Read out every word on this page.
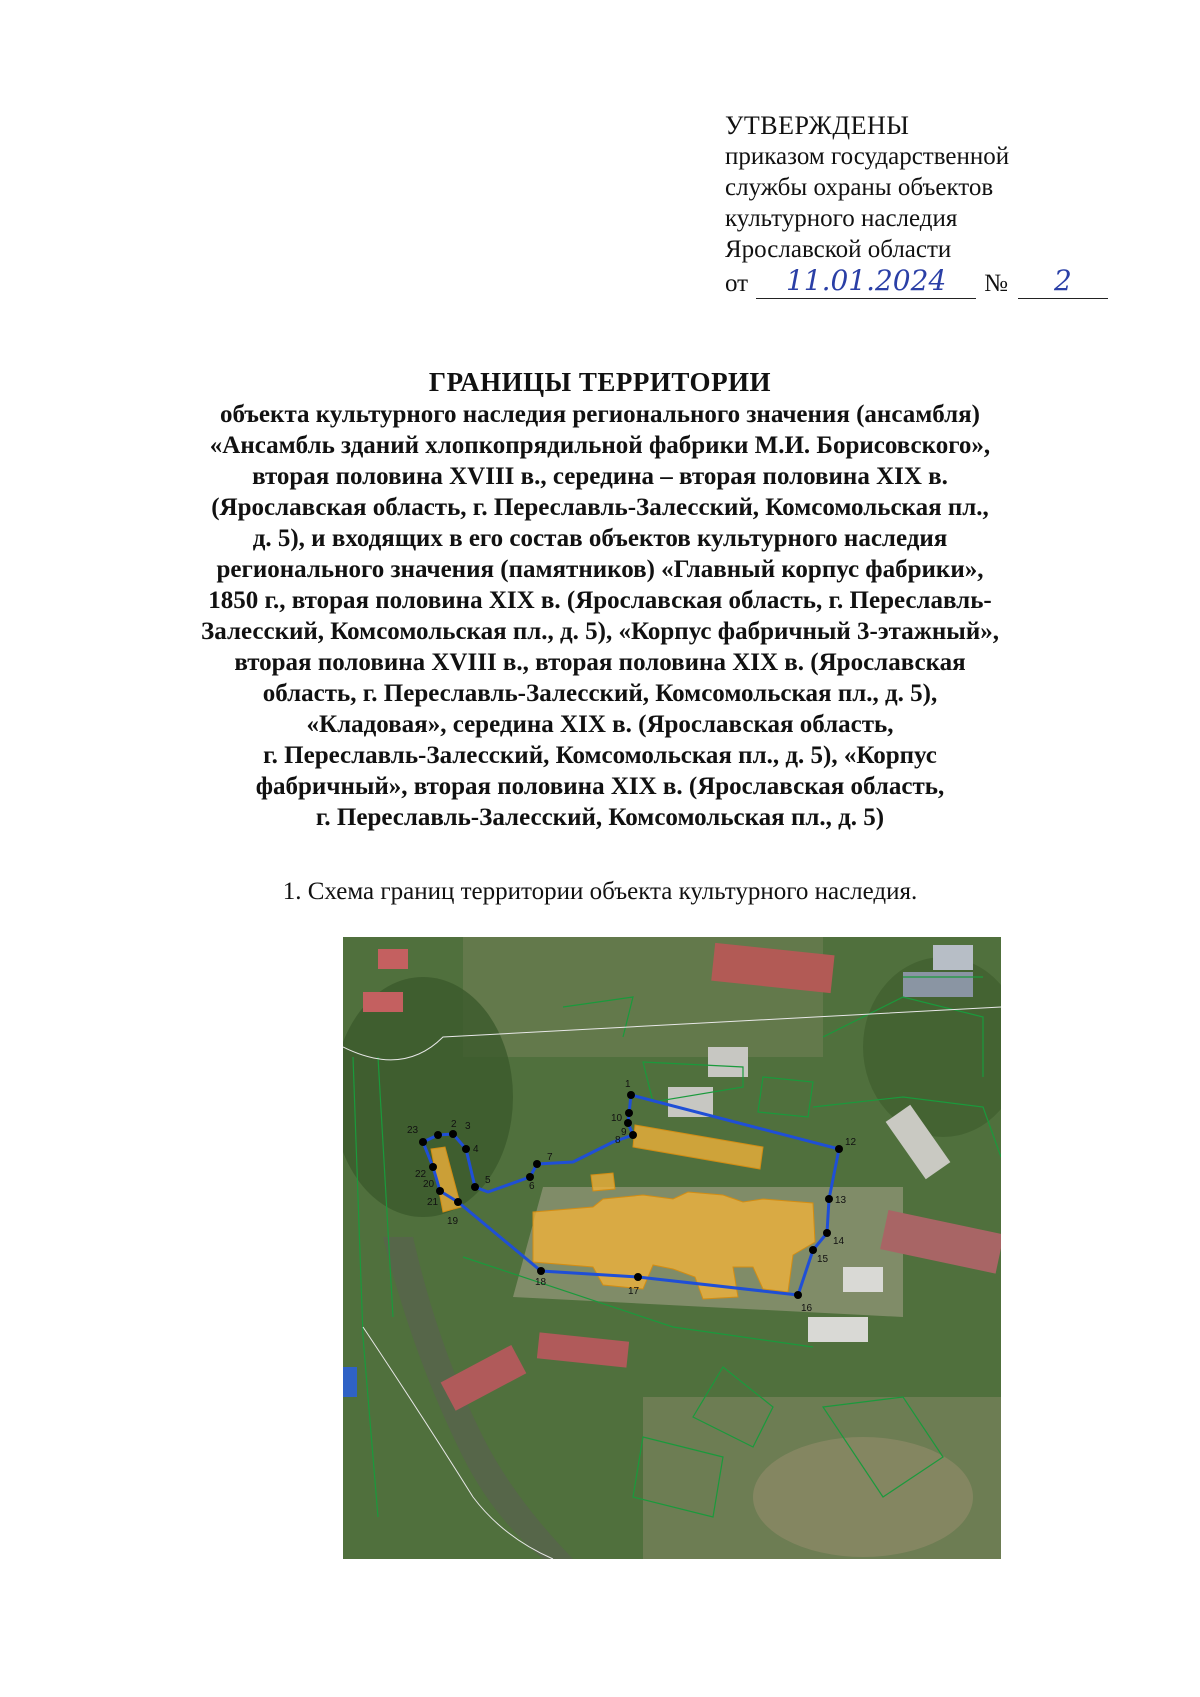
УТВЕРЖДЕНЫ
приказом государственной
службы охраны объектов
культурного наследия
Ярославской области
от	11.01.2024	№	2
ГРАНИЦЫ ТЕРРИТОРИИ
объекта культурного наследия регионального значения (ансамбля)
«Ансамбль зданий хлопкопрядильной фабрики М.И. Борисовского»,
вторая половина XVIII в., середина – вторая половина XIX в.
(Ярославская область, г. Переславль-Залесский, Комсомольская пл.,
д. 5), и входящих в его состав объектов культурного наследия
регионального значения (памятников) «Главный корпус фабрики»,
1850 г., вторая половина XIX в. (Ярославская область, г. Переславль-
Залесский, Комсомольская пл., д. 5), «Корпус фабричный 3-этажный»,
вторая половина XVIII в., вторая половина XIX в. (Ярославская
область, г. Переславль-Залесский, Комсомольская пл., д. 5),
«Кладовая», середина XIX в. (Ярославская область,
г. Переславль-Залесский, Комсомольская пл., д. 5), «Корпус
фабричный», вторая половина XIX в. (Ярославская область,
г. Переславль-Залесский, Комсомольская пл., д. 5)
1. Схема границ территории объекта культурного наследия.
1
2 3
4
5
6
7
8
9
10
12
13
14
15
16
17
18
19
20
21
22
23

:: EXERCISE INSTRUCTIONS ::
Identify every line above with the string "культурного" in it. Copy those lines.

:: PROBLEM SOLUTION ::
культурного наследия
объекта культурного наследия регионального значения (ансамбля)
д. 5), и входящих в его состав объектов культурного наследия
1. Схема границ территории объекта культурного наследия.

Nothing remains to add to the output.